Set task: Review the listing and copy each line that holds the word "Indicators".

[Chart and figure data]

* * *

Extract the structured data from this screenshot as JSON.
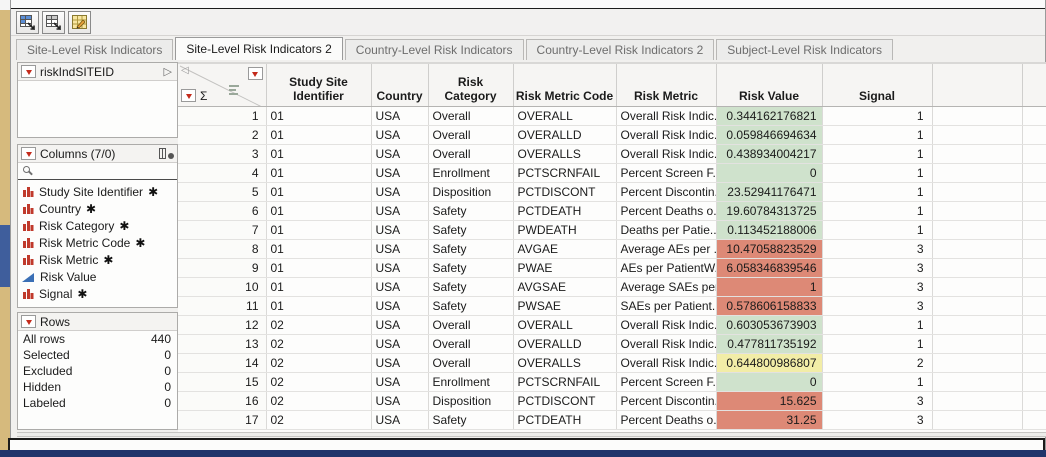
{
  "toolbar": {
    "icons": [
      "data-table-blue-icon",
      "data-table-gray-icon",
      "edit-data-table-icon"
    ]
  },
  "tabs": [
    {
      "label": "Site-Level Risk Indicators",
      "active": false
    },
    {
      "label": "Site-Level Risk Indicators 2",
      "active": true
    },
    {
      "label": "Country-Level Risk Indicators",
      "active": false
    },
    {
      "label": "Country-Level Risk Indicators 2",
      "active": false
    },
    {
      "label": "Subject-Level Risk Indicators",
      "active": false
    }
  ],
  "sidebar": {
    "table_panel": {
      "title": "riskIndSITEID",
      "expand_glyph": "▷"
    },
    "columns_panel": {
      "title": "Columns (7/0)",
      "star": "✱",
      "items": [
        {
          "label": "Study Site Identifier",
          "icon": "nominal",
          "starred": true
        },
        {
          "label": "Country",
          "icon": "nominal",
          "starred": true
        },
        {
          "label": "Risk Category",
          "icon": "nominal",
          "starred": true
        },
        {
          "label": "Risk Metric Code",
          "icon": "nominal",
          "starred": true
        },
        {
          "label": "Risk Metric",
          "icon": "nominal",
          "starred": true
        },
        {
          "label": "Risk Value",
          "icon": "continuous",
          "starred": false
        },
        {
          "label": "Signal",
          "icon": "nominal",
          "starred": true
        }
      ]
    },
    "rows_panel": {
      "title": "Rows",
      "stats": [
        {
          "label": "All rows",
          "value": "440"
        },
        {
          "label": "Selected",
          "value": "0"
        },
        {
          "label": "Excluded",
          "value": "0"
        },
        {
          "label": "Hidden",
          "value": "0"
        },
        {
          "label": "Labeled",
          "value": "0"
        }
      ]
    }
  },
  "table": {
    "corner": {
      "sum_glyph": "Σ",
      "collapse_glyph": "◁"
    },
    "columns": [
      "Study Site Identifier",
      "Country",
      "Risk Category",
      "Risk Metric Code",
      "Risk Metric",
      "Risk Value",
      "Signal"
    ],
    "signal_colors": {
      "1": "#cfe2cc",
      "2": "#f2eda7",
      "3": "#dd8976"
    },
    "rows": [
      {
        "n": "1",
        "site": "01",
        "country": "USA",
        "category": "Overall",
        "code": "OVERALL",
        "metric": "Overall Risk Indic...",
        "value": "0.344162176821",
        "signal": "1"
      },
      {
        "n": "2",
        "site": "01",
        "country": "USA",
        "category": "Overall",
        "code": "OVERALLD",
        "metric": "Overall Risk Indic...",
        "value": "0.059846694634",
        "signal": "1"
      },
      {
        "n": "3",
        "site": "01",
        "country": "USA",
        "category": "Overall",
        "code": "OVERALLS",
        "metric": "Overall Risk Indic...",
        "value": "0.438934004217",
        "signal": "1"
      },
      {
        "n": "4",
        "site": "01",
        "country": "USA",
        "category": "Enrollment",
        "code": "PCTSCRNFAIL",
        "metric": "Percent Screen F...",
        "value": "0",
        "signal": "1"
      },
      {
        "n": "5",
        "site": "01",
        "country": "USA",
        "category": "Disposition",
        "code": "PCTDISCONT",
        "metric": "Percent Discontin...",
        "value": "23.52941176471",
        "signal": "1"
      },
      {
        "n": "6",
        "site": "01",
        "country": "USA",
        "category": "Safety",
        "code": "PCTDEATH",
        "metric": "Percent Deaths o...",
        "value": "19.60784313725",
        "signal": "1"
      },
      {
        "n": "7",
        "site": "01",
        "country": "USA",
        "category": "Safety",
        "code": "PWDEATH",
        "metric": "Deaths per Patie...",
        "value": "0.113452188006",
        "signal": "1"
      },
      {
        "n": "8",
        "site": "01",
        "country": "USA",
        "category": "Safety",
        "code": "AVGAE",
        "metric": "Average AEs per ...",
        "value": "10.47058823529",
        "signal": "3"
      },
      {
        "n": "9",
        "site": "01",
        "country": "USA",
        "category": "Safety",
        "code": "PWAE",
        "metric": "AEs per PatientW...",
        "value": "6.058346839546",
        "signal": "3"
      },
      {
        "n": "10",
        "site": "01",
        "country": "USA",
        "category": "Safety",
        "code": "AVGSAE",
        "metric": "Average SAEs per...",
        "value": "1",
        "signal": "3"
      },
      {
        "n": "11",
        "site": "01",
        "country": "USA",
        "category": "Safety",
        "code": "PWSAE",
        "metric": "SAEs per Patient...",
        "value": "0.578606158833",
        "signal": "3"
      },
      {
        "n": "12",
        "site": "02",
        "country": "USA",
        "category": "Overall",
        "code": "OVERALL",
        "metric": "Overall Risk Indic...",
        "value": "0.603053673903",
        "signal": "1"
      },
      {
        "n": "13",
        "site": "02",
        "country": "USA",
        "category": "Overall",
        "code": "OVERALLD",
        "metric": "Overall Risk Indic...",
        "value": "0.477811735192",
        "signal": "1"
      },
      {
        "n": "14",
        "site": "02",
        "country": "USA",
        "category": "Overall",
        "code": "OVERALLS",
        "metric": "Overall Risk Indic...",
        "value": "0.644800986807",
        "signal": "2"
      },
      {
        "n": "15",
        "site": "02",
        "country": "USA",
        "category": "Enrollment",
        "code": "PCTSCRNFAIL",
        "metric": "Percent Screen F...",
        "value": "0",
        "signal": "1"
      },
      {
        "n": "16",
        "site": "02",
        "country": "USA",
        "category": "Disposition",
        "code": "PCTDISCONT",
        "metric": "Percent Discontin...",
        "value": "15.625",
        "signal": "3"
      },
      {
        "n": "17",
        "site": "02",
        "country": "USA",
        "category": "Safety",
        "code": "PCTDEATH",
        "metric": "Percent Deaths o...",
        "value": "31.25",
        "signal": "3"
      }
    ]
  }
}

* * *

Task response:
      "label": "Site-Level Risk Indicators",
      "label": "Site-Level Risk Indicators 2",
      "label": "Country-Level Risk Indicators",
      "label": "Country-Level Risk Indicators 2",
      "label": "Subject-Level Risk Indicators",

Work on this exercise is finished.